- _Kutipan pilihan_:
========

Wednesday, December 17, 2014

Sebuah Refleksi

Asap tiba-tiba mengepul dan membumbung tinggi. Seketika langit mulai tertutupi warnanya yang hitam kelam. Kemacetan pun tidak dapat dihindarkan. Saya langsung mendongak mencoba mencari tau apa gerangan yang terjadi.

Sosok dengan semangat berapi berdiri di atas mobil box dengan megaphone di tangan kanan. Suaranya yang lantang memecah kebisingan suara mobil. Kata-kata empati untuk rakyat kecil, pendidikan, sosial dan politik mengalir begitu saja. Sedangkan umpatan dan cacian sesekali terselip untuk para pemegang kewenangan. Sedangkan sesekali kerumunan yang seolah menjadi pendengar meneriakkan "Hidup Mahasiswa, Hidup Rakyat".
--------
Tidak ada yang salah dengan kejadian di atas. Sebuah apresiasi bagi mereka yang rela meluangkan watu untuk menyuarakan suara yang tidak terdengar dari pelosok desa, gang-gang sempit, dan tempat lain yang tidak pernah di jamah oleh pemangku kebijakan negeri ini.

Sayangnya, terkadang banyak kalangan menilai mereka sebagai pembuat onar dan penghambat yang hobi mengundang masalah. Padahal mereka tidak sadar, bahwa teriakan yang keluar dari nurani mereka murni untuk menyuarakan hak mereka yang tidak pernah merasa tertindas.

Alangkah lucunya hidup ini, perbuatan yang baik terkadang masih memiliki cela di pandangan orang.
--------
Sebuah ironi memang, ketika kita menyuarakan hak mereka yang kurang beruntung. Merelakan kulit tersengat panasnya mentari. Namun nyatanya alpa akan banyak hal. Alpa akan hak-hak yang harus kita dapatkan di bangku kelas maupun di kampus. Mungkin tidak salah pepatah mengatakan "Semut diseberang lautan nampak, namun gajah di pelupuk mata tidak terlihat".

Terkadang kita menyuarakang kezaliman penguasa, padahal kita tidak sadar akan kezaliman kita terhadap orang yang menaruh harapan besar di pundak kita yang jauh tinggal di kampung sana. Kita menyuarakan pendidikan, sedangkan pendidikan kita terabaikan.

Kita rela menjadi lilin. Menerangi sekitarnya dan membiarkan dirinya hancur lebur. Begitu mulia memang. Namun jika ada cara yang lebih bijak, apakah salah untuk kita mencoba untuk menempuhnya. Sekali lagi, tidak ada yang salah dengan jalan kita, mungkin hana perlu untuk sedikit diperbaiki.

========

- _Cuplikan baris_:
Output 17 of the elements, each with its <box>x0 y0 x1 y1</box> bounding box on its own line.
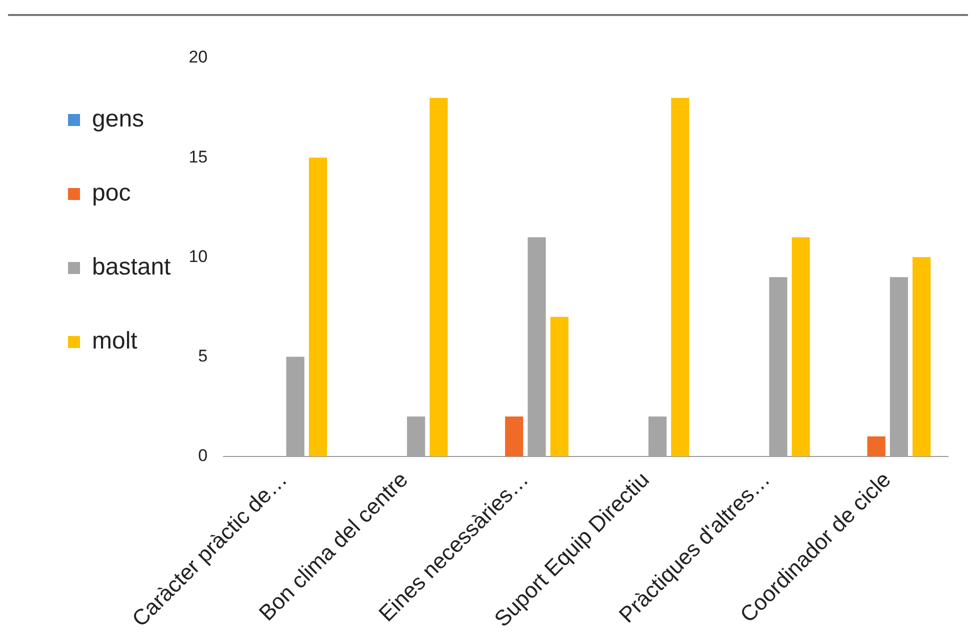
y-tick-label: 5 <box>198 346 208 366</box>
legend-label: bastant <box>92 254 172 281</box>
bar <box>505 416 524 456</box>
y-tick-label: 0 <box>198 446 208 466</box>
bar <box>671 98 690 456</box>
bar <box>308 158 328 456</box>
bar <box>792 237 810 456</box>
y-tick-label: 15 <box>188 147 208 166</box>
legend-label: poc <box>92 180 131 207</box>
y-tick-label: 10 <box>188 246 208 266</box>
legend-label: molt <box>92 328 138 355</box>
legend-label: gens <box>92 106 144 133</box>
bar <box>430 98 448 456</box>
bar <box>550 316 568 456</box>
y-tick-label: 20 <box>188 48 208 67</box>
bar <box>867 436 886 456</box>
bar <box>912 257 931 456</box>
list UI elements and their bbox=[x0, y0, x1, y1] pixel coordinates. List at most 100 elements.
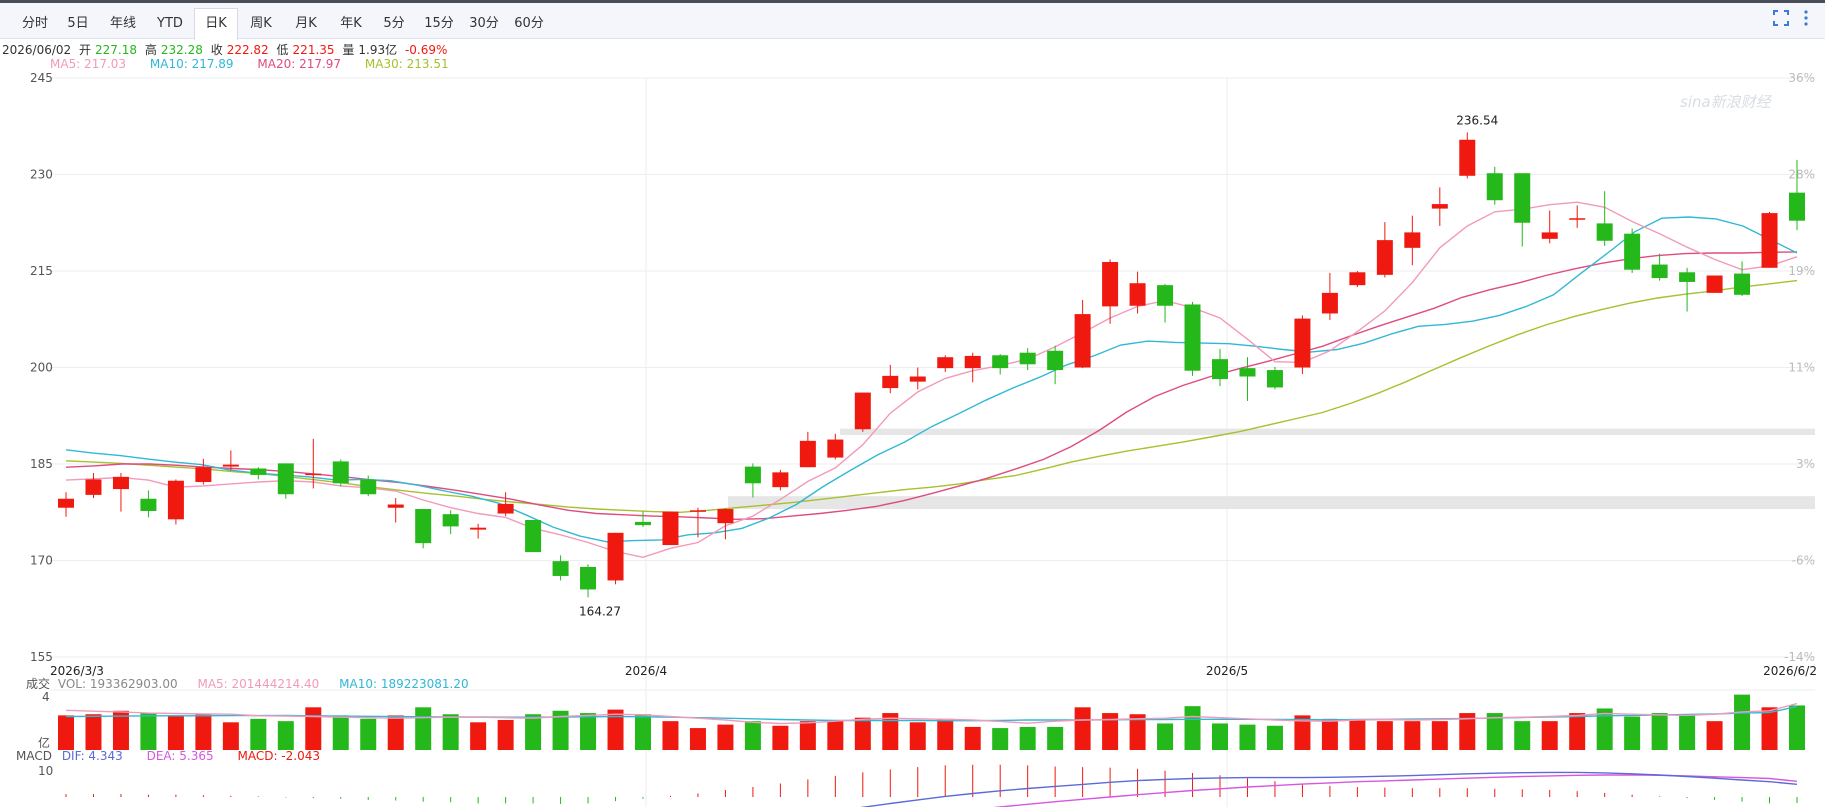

========

- _Tujuan latihan_: Tukar "megaphone" dengan "pengeras suara", lalu tulis kembali bagian tulisan refleksi dari "Asap tiba-tiba mengepul" sampai dengan "kebijakan negeri ini.". Baris-baris di atas merupakan bahan tersendiri yang terpisah dari tulisan refleksi.

- _Hasil tugas_:
Asap tiba-tiba mengepul dan membumbung tinggi. Seketika langit mulai tertutupi warnanya yang hitam kelam. Kemacetan pun tidak dapat dihindarkan. Saya langsung mendongak mencoba mencari tau apa gerangan yang terjadi.

Sosok dengan semangat berapi berdiri di atas mobil box dengan pengeras suara di tangan kanan. Suaranya yang lantang memecah kebisingan suara mobil. Kata-kata empati untuk rakyat kecil, pendidikan, sosial dan politik mengalir begitu saja. Sedangkan umpatan dan cacian sesekali terselip untuk para pemegang kewenangan. Sedangkan sesekali kerumunan yang seolah menjadi pendengar meneriakkan "Hidup Mahasiswa, Hidup Rakyat".
--------
Tidak ada yang salah dengan kejadian di atas. Sebuah apresiasi bagi mereka yang rela meluangkan watu untuk menyuarakan suara yang tidak terdengar dari pelosok desa, gang-gang sempit, dan tempat lain yang tidak pernah di jamah oleh pemangku kebijakan negeri ini.